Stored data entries
## Start
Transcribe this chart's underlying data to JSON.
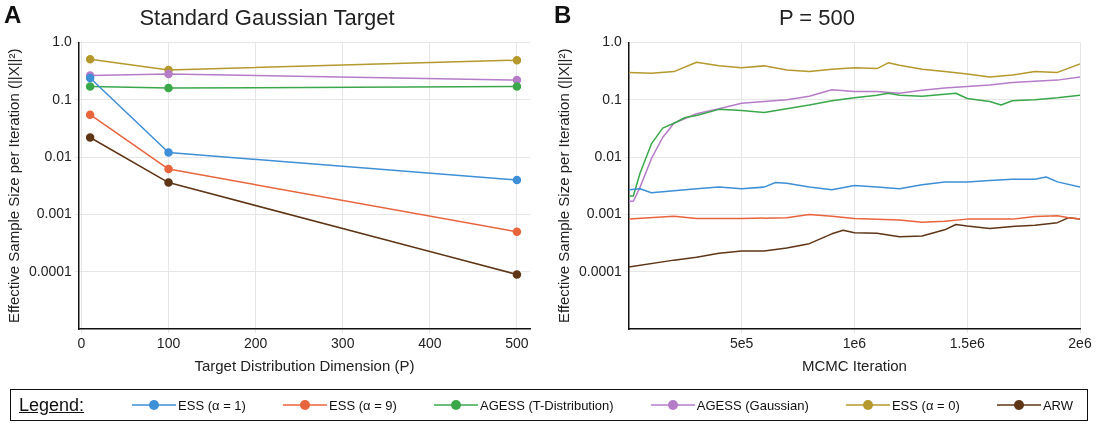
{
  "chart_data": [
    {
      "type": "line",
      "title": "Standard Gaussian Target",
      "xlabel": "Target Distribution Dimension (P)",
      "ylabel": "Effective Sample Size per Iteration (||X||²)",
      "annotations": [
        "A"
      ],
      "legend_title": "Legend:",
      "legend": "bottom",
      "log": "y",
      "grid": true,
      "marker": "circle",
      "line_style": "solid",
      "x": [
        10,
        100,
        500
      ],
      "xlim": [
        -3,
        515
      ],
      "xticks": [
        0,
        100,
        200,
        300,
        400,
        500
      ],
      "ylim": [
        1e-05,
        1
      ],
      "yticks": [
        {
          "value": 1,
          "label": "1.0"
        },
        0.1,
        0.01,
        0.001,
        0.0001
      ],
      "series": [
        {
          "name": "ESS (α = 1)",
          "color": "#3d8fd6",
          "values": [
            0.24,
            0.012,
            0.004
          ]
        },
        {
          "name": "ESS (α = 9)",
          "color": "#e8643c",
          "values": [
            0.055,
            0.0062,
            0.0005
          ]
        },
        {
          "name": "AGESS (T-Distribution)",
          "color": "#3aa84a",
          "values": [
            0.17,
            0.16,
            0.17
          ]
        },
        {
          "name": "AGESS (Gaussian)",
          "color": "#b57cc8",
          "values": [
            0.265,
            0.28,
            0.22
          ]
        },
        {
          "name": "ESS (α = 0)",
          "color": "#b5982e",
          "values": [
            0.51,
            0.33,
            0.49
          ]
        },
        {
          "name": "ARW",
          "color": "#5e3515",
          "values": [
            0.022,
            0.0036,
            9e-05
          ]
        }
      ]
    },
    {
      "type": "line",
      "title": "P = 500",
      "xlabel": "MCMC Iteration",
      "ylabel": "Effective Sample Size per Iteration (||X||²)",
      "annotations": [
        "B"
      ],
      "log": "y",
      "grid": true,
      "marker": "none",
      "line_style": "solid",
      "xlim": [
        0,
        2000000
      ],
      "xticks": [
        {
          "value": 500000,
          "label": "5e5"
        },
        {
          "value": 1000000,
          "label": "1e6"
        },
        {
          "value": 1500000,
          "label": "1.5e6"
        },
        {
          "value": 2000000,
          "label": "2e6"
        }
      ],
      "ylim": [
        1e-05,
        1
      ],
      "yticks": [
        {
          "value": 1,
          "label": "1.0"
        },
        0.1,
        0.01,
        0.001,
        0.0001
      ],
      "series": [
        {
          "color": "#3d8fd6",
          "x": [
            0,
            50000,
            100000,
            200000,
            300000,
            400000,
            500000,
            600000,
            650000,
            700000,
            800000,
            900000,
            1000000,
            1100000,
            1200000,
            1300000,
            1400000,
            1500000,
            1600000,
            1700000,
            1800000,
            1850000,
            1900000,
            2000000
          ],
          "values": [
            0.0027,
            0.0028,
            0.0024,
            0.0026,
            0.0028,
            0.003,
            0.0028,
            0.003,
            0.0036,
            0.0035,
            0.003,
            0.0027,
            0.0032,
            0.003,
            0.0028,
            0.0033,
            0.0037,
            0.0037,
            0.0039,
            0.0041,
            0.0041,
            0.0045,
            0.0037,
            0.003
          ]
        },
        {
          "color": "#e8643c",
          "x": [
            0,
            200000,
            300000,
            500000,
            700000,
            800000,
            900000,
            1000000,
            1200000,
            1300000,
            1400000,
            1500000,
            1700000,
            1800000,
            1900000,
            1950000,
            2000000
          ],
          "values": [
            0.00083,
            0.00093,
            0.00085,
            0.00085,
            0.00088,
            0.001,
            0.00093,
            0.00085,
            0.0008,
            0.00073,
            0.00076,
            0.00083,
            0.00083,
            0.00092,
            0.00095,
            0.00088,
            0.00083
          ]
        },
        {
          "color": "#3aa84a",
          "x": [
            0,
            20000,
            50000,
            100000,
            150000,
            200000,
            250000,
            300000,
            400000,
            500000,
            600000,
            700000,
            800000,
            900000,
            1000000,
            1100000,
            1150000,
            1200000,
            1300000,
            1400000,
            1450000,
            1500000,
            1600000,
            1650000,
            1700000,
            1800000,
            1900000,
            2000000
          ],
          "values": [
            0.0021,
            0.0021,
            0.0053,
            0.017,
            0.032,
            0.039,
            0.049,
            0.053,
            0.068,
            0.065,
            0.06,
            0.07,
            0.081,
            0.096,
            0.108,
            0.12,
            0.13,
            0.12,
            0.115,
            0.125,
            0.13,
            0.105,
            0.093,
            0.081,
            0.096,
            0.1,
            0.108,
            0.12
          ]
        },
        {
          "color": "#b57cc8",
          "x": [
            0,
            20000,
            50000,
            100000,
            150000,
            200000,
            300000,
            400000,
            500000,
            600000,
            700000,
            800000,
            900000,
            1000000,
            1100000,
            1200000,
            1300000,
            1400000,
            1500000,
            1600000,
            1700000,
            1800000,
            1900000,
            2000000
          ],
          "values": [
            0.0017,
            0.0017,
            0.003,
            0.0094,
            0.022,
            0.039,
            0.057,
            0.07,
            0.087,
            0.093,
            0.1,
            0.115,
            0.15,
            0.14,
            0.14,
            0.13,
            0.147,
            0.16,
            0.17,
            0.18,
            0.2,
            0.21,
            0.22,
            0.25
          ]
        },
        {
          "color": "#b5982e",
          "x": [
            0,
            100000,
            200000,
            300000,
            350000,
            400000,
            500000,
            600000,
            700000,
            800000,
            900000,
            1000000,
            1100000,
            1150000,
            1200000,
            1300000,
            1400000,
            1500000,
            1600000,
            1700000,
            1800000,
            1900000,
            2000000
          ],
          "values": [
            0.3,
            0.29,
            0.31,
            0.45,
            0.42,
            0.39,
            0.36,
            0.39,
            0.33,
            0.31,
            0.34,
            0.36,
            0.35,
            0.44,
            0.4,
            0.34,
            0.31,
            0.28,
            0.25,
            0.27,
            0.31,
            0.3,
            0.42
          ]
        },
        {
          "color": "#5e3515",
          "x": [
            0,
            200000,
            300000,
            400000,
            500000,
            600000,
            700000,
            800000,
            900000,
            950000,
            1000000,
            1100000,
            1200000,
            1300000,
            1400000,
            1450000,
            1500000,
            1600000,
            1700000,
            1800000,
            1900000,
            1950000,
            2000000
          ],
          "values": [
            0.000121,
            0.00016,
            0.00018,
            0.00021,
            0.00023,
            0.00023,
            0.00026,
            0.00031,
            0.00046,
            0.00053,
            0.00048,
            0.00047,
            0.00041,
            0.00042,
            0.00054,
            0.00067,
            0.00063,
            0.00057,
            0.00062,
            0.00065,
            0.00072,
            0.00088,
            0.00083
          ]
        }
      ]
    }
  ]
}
## End
EXERCISE GOAL
Search the data above for the string "Gaussian" and copy each line that has it.

RESPONSE TO THE TASK
      "title": "Standard Gaussian Target",
          "name": "AGESS (Gaussian)",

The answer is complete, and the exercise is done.